• [Data to use]

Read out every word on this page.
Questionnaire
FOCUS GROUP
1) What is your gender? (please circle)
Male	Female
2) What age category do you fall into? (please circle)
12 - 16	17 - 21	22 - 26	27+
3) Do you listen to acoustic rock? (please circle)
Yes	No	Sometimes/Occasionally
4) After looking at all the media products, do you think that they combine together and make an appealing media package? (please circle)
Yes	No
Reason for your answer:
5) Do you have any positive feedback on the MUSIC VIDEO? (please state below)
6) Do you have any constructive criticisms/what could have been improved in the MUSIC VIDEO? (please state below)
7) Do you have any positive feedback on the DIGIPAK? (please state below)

• [To do] Copy every record exactly as presented.

• [Output for this task]
Read out every word on this page.
Questionnaire
FOCUS GROUP
1) What is your gender? (please circle)
Male	Female
2) What age category do you fall into? (please circle)
12 - 16	17 - 21	22 - 26	27+
3) Do you listen to acoustic rock? (please circle)
Yes	No	Sometimes/Occasionally
4) After looking at all the media products, do you think that they combine together and make an appealing media package? (please circle)
Yes	No
Reason for your answer:
5) Do you have any positive feedback on the MUSIC VIDEO? (please state below)
6) Do you have any constructive criticisms/what could have been improved in the MUSIC VIDEO? (please state below)
7) Do you have any positive feedback on the DIGIPAK? (please state below)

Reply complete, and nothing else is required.